# PROBLEMS TO WORK ON:
• 1. From the soil passage, list every office that it says the soil performs.
• 2. Answer each question from the soil passage.
(a) What covers the surface of the soil in the woods?
(b) In the field, what has closed the natural drainage canals?
(c) In Experiment No. 1, where are the pots put for burning?
• 3. From the soil passage, transcribe the wording starting at "The more one" and ending at "Uses of the Soil.".

# SOURCE PASSAGE:
The more one studies the soil, the more certainly it will be found that the earth has locked up in her bosom many secrets, and that these secrets will not be given up for the mere asking. As mysterious as the soil may appear at different times, it always is governed by certain laws. These principles once understood, the soil becomes an open book from which one may read quickly and accurately.

Uses of the Soil.

The soil has certain offices to perform for which it is admirably fitted. The most important of these offices are:

  1. To hold plants in place;
  2. To serve as a source of plant-food;
  3. To act as a reservoir for moisture;
  4. To serve as a storehouse for applied plant-food or fertilizer.

Some soils are capable of performing all these offices, while others are fitted for only a part of them. Thus a soil which is pure sand and almost entirely deficient in the essential elements of plant-food, may serve, if located near a large city, merely to hold the plants in position while the skillful gardener feeds the plants with specially prepared fertilizers, and supplies the moisture by irrigation.

Early in the study of soils an excursion, if possible, should be made into the woods. Great trees will be seen and under the trees will be found various shrubs and possibly weeds and grass. It will be noticed that the soil is well occupied with growing plants. The surface will be found covered with a layer several inches thick of leaves and twigs. Beneath this covering the soil is dark, moist, full of organic matter, loose, easily spaded except as roots or stones may interfere, and has every appearance of being fertile.

Soil Conditions as Found in Many Fields.

After examining the conditions in the forest, a study should be made of the soil in some cultivated field. It will be found that in the field the soil has lost many of the marked characteristics noticed in the woodland. In walking over the field, the soil will be found to be hard and compact. The surface may be covered with growing plants, for if the seeds which have been put into the soil by the farmer have not germinated and the plants made growth, nature has quickly come to the rescue and filled the soil with other plants which we commonly call weeds. It is nature's plan to keep the soil covered with growing plants, and from nature we should learn a lesson. The field soil, instead of being moist, is dry; instead of being loose and friable, it is hard and compact, and it appears in texture entirely different from the woodland soil. The cause of the difference is not hard to discover. In the woods, nature for years has been building up the soil. The leaves from the trees fall to the ground and form a covering which prevents washing or erosion, and these leaves decay and add to the humus, or vegetable mould, of the soil. Roots are constantly decaying and furnish channels through the soil and permit the circulation of air and water.

In the field, nature's lesson has been disregarded and too often the whole aim seems to be to remove everything from the soil and to make no returns. Consequently the organic matter, or humus, has been used up; the tramping of the horses' feet has closed the natural drainage canals; after the crop is removed, the soil is left naked during the winter and the heavy rains wash and erode the surface, and remove some of the best plant-food. After a few years of such treatment, the farmer wonders why the soil will not produce as liberally as it did formerly.

Experiment No. 1.—The fact that there is humus, or vegetable mould, in certain soils can be shown by burning. Weigh a potful of hard soil and a potful of lowland soil, or muck, after each has been thoroughly dried. Then put the pots on the coals in a coal stove. After the soil is thoroughly burned, weigh again. Some of the difference in weight may be due to loss of moisture, but if the samples were well dried in the beginning, most of the loss will be due to the burning of the humus.

# RECORD EXCERPTS:

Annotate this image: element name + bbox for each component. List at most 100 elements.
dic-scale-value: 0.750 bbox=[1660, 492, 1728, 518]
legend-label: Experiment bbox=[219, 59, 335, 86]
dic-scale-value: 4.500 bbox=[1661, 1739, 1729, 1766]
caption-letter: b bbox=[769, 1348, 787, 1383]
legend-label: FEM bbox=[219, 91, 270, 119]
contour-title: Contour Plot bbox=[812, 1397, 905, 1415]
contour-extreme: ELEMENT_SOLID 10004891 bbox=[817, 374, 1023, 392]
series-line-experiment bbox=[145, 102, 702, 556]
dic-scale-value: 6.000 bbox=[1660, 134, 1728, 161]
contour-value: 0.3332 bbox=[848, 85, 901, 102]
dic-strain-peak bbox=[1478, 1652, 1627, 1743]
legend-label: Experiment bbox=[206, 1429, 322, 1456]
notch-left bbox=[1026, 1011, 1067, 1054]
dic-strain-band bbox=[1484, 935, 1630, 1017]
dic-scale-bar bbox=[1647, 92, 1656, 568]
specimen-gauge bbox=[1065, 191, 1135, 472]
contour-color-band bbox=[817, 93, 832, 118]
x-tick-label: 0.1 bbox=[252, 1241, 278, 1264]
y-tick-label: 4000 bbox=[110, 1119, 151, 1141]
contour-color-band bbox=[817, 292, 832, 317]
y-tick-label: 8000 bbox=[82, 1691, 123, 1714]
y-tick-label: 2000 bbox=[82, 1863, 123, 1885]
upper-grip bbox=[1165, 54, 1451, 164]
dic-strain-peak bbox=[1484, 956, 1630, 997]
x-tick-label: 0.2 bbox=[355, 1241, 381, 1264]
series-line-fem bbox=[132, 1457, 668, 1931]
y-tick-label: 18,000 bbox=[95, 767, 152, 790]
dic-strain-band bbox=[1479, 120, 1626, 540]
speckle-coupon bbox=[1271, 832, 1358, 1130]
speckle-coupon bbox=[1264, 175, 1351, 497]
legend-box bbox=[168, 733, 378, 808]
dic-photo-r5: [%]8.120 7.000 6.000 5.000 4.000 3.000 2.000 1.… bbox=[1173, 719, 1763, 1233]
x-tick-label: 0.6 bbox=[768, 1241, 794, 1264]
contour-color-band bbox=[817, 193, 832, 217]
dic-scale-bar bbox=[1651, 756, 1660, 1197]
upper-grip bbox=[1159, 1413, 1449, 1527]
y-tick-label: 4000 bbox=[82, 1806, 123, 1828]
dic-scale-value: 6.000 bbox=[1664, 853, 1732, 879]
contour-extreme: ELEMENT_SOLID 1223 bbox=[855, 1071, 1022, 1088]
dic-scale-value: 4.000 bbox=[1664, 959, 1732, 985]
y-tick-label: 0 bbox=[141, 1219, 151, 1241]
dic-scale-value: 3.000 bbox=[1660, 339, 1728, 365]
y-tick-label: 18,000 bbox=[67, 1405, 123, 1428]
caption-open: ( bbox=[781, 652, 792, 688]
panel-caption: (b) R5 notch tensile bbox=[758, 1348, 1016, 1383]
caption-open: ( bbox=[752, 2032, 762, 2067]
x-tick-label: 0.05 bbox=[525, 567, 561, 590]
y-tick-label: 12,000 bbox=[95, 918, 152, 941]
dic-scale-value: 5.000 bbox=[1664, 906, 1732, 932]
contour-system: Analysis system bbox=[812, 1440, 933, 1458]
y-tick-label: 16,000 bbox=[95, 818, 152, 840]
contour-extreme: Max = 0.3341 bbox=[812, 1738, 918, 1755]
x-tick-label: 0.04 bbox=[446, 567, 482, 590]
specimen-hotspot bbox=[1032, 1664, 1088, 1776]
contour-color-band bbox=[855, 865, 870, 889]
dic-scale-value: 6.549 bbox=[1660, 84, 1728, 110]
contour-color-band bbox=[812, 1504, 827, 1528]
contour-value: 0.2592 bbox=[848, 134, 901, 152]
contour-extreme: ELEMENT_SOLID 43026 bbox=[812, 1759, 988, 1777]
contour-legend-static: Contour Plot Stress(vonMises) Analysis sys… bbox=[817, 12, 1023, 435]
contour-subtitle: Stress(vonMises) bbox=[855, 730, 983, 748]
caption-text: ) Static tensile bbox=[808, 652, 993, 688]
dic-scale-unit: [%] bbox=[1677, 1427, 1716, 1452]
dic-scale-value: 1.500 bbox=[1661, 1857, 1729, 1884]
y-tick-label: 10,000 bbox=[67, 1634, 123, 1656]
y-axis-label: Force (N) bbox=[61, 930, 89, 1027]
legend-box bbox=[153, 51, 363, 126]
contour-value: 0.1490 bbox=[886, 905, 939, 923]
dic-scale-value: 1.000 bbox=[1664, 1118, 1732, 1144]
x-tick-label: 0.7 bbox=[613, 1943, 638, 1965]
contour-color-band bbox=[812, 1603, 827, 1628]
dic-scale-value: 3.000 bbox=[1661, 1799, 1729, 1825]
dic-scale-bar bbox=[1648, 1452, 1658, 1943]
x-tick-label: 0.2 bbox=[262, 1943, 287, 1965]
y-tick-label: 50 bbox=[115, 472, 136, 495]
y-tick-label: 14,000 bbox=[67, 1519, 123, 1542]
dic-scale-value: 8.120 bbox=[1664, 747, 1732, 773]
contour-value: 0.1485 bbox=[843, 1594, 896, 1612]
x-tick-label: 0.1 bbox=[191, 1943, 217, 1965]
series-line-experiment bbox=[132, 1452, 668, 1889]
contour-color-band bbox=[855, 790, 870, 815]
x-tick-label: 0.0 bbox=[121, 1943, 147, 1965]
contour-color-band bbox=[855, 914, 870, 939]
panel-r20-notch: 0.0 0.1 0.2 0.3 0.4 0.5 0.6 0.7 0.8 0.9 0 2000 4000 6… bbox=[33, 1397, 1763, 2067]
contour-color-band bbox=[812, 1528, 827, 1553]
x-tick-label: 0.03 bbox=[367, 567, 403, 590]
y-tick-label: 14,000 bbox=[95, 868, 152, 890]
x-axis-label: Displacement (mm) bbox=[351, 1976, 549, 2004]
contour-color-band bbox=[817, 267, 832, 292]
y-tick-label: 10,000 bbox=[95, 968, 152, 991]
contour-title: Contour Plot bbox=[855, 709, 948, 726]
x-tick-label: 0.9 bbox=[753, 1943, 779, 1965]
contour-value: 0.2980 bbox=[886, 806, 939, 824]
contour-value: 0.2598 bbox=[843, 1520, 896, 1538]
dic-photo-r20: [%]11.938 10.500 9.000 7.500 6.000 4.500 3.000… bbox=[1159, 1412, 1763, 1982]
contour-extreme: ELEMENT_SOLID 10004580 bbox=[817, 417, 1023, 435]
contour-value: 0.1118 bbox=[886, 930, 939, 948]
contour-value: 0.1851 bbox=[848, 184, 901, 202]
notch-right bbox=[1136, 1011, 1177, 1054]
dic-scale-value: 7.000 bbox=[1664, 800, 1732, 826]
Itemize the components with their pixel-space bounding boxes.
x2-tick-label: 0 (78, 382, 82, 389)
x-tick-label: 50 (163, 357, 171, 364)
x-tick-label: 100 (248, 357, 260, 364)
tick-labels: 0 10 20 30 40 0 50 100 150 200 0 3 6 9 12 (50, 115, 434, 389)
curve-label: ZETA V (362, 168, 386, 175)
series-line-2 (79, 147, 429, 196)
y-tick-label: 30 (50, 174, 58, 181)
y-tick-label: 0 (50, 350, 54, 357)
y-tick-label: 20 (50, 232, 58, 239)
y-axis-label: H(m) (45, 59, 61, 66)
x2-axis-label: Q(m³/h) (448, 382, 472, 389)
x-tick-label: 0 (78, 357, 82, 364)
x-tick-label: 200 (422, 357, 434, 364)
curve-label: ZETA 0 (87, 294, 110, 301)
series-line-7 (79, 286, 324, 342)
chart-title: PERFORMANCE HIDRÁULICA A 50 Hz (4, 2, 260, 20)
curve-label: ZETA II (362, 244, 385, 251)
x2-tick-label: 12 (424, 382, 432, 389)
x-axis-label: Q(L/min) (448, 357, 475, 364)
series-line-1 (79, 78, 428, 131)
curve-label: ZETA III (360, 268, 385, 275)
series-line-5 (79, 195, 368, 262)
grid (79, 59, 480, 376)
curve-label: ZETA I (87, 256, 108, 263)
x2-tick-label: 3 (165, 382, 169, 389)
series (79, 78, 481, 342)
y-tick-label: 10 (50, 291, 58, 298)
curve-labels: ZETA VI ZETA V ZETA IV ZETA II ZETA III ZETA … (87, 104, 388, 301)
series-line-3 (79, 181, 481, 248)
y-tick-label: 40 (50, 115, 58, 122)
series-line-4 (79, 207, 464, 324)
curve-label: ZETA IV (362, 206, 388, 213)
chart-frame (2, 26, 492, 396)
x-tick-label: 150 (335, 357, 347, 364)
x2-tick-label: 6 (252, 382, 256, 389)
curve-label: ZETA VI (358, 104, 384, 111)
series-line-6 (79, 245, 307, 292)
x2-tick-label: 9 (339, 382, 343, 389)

# ANSWERS TO EACH TASK:
• 1.
1. To hold plants in place
2. To serve as a source of plant-food
3. To act as a reservoir for moisture
4. To serve as a storehouse for applied plant-food or fertilizer

• 2.
(a) A layer several inches thick of leaves and twigs.
(b) The tramping of the horses' feet.
(c) On the coals in a coal stove.

• 3.
The more one studies the soil, the more certainly it will be found that the earth has locked up in her bosom many secrets, and that these secrets will not be given up for the mere asking. As mysterious as the soil may appear at different times, it always is governed by certain laws. These principles once understood, the soil becomes an open book from which one may read quickly and accurately.

Uses of the Soil.